## begin
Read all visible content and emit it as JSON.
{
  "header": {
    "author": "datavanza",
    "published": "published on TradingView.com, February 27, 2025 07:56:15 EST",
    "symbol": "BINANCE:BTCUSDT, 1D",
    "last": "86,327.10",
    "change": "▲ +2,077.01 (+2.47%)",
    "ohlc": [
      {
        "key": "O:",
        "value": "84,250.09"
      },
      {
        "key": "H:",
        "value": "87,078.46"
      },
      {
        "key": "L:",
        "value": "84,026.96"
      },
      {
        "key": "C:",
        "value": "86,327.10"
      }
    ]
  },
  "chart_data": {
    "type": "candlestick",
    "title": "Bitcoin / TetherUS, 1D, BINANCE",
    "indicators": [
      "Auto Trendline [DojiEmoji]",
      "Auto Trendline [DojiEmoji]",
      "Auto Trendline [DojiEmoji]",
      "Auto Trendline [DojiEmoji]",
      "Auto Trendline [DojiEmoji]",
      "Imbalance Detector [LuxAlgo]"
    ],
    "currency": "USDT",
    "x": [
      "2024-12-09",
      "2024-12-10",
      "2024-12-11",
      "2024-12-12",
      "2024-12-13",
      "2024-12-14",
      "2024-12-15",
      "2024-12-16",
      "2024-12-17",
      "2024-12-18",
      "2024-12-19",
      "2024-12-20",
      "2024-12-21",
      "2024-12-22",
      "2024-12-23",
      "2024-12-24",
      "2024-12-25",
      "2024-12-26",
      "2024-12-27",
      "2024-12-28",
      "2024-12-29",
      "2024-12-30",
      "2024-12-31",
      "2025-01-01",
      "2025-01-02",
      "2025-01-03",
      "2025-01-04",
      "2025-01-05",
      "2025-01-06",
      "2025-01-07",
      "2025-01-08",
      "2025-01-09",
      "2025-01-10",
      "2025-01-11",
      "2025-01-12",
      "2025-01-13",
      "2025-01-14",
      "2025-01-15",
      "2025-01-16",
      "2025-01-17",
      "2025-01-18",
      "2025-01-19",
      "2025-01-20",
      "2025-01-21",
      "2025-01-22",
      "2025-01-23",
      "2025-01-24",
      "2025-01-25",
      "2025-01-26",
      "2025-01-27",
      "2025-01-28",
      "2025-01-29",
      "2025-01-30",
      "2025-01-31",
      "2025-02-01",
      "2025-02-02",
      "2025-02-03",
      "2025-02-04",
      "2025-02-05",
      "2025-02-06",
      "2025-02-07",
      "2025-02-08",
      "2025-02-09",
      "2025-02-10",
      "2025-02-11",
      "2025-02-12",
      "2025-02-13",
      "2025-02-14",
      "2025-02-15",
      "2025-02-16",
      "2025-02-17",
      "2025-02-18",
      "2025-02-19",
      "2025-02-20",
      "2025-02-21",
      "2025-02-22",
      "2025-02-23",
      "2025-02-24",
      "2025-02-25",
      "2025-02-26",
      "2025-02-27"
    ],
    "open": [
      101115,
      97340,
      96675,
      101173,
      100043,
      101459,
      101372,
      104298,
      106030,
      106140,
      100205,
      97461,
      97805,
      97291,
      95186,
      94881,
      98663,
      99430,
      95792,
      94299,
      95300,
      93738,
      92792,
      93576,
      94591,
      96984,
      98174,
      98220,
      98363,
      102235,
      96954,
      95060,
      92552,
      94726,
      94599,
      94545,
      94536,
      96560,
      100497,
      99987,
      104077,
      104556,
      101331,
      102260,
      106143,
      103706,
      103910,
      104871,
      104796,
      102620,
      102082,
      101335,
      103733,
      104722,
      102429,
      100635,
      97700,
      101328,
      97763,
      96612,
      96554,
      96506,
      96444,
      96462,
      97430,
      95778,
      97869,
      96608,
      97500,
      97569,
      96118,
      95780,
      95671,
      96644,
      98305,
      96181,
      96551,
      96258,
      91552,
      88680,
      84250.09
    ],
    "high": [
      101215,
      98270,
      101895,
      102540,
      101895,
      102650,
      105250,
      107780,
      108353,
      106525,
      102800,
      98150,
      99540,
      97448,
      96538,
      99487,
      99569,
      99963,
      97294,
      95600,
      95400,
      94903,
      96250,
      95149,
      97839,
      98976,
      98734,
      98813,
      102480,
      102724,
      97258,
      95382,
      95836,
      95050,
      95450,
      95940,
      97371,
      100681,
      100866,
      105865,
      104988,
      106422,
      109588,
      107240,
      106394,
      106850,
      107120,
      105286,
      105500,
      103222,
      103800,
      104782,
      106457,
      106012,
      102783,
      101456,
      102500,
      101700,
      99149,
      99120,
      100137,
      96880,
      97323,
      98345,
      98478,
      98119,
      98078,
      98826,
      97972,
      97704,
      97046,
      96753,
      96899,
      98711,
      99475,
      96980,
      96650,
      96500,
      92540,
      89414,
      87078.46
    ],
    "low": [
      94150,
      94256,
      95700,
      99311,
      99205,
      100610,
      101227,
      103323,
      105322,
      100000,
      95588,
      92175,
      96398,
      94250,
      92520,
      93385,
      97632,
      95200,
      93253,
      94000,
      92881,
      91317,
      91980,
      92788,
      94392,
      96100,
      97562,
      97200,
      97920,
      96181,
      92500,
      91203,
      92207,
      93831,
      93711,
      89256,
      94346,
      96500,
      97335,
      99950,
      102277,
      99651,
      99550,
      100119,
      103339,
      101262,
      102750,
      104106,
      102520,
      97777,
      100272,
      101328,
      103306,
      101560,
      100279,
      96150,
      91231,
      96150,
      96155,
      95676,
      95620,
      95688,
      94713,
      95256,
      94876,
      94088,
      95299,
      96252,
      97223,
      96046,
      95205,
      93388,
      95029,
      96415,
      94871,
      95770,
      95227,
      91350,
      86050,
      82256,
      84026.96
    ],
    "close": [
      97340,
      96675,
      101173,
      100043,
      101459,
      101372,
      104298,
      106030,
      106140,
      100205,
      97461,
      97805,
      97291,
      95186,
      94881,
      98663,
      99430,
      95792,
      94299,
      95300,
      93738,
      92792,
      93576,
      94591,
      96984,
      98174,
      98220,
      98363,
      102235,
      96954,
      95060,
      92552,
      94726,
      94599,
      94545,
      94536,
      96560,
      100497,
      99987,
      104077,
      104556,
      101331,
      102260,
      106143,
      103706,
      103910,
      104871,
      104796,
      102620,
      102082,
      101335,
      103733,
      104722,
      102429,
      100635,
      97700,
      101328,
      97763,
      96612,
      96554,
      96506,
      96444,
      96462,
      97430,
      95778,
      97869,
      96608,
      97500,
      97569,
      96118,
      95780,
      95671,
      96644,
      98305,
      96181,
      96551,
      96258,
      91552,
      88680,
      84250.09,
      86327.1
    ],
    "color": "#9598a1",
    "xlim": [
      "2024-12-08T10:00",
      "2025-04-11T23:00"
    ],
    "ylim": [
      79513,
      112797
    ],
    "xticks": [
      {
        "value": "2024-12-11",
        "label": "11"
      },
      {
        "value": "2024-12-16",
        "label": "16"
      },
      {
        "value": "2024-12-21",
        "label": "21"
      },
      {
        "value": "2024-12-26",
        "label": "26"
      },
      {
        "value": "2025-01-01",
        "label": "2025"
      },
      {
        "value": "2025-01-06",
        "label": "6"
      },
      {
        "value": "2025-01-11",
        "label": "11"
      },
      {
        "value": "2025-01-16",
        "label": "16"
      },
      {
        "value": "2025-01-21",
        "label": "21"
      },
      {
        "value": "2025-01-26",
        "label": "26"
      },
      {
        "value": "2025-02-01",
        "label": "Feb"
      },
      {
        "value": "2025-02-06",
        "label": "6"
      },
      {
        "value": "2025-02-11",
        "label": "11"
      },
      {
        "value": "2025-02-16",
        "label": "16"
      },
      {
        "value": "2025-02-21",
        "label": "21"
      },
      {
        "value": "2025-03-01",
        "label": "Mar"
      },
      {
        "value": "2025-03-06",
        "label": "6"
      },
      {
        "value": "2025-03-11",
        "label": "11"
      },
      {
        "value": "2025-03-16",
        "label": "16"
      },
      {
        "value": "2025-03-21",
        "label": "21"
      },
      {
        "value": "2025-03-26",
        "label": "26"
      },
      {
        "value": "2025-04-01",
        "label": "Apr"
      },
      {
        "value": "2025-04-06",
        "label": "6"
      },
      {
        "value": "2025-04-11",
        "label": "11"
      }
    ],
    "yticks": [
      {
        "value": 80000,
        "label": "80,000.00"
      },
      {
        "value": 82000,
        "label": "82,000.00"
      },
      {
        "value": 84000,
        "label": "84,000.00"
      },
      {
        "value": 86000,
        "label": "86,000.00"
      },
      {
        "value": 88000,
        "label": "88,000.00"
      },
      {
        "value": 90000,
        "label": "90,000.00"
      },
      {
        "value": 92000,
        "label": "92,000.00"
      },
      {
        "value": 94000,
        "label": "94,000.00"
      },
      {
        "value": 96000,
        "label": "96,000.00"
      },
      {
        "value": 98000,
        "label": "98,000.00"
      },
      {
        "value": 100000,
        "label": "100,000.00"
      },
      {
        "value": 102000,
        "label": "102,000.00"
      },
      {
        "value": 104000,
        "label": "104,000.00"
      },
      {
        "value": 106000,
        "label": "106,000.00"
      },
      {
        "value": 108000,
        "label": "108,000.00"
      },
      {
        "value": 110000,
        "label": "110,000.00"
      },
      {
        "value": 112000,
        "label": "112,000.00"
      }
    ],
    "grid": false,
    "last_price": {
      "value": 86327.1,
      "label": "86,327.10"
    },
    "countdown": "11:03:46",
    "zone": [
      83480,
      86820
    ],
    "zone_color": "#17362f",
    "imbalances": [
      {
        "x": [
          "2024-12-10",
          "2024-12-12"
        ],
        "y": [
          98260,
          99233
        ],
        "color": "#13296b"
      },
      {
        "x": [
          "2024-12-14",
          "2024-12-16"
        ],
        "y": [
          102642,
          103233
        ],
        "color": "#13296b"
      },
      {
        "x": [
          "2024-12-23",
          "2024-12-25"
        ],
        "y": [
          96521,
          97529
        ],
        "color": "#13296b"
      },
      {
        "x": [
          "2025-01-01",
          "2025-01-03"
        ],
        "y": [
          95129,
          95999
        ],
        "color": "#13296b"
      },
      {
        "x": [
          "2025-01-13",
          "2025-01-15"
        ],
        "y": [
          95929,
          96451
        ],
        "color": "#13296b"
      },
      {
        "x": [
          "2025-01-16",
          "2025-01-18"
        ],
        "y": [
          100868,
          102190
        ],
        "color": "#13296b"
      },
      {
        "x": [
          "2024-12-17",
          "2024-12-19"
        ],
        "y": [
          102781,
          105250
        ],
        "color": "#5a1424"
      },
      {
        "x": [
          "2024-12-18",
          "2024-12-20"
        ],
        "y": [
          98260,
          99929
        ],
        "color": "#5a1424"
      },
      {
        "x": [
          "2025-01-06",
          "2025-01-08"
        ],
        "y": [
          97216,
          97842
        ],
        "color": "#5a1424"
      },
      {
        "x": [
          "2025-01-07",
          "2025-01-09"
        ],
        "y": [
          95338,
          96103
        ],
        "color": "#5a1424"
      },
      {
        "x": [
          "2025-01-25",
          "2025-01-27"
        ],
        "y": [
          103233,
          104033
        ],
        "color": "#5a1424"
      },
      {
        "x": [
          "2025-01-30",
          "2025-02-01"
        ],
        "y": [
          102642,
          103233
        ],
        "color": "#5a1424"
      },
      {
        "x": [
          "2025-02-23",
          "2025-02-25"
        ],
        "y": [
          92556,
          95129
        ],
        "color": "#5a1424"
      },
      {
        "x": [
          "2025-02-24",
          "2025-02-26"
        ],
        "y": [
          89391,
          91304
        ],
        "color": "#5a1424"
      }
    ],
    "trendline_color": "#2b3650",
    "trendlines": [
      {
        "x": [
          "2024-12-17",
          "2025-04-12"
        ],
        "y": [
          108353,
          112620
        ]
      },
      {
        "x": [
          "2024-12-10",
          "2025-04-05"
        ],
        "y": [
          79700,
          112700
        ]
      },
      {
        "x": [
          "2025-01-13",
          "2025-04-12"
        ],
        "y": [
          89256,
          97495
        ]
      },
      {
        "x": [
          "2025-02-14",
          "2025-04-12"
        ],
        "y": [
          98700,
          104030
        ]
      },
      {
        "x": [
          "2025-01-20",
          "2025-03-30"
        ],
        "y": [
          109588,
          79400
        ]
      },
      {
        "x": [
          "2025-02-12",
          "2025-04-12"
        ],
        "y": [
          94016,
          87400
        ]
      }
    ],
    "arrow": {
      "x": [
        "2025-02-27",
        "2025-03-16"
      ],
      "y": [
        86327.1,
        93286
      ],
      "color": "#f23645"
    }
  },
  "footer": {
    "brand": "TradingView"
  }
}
## end
Directions for this task >>
Search the data above for the word "BINANCE", then gather each line in which it appears.

Final result >>
    "symbol": "BINANCE:BTCUSDT, 1D",
    "title": "Bitcoin / TetherUS, 1D, BINANCE",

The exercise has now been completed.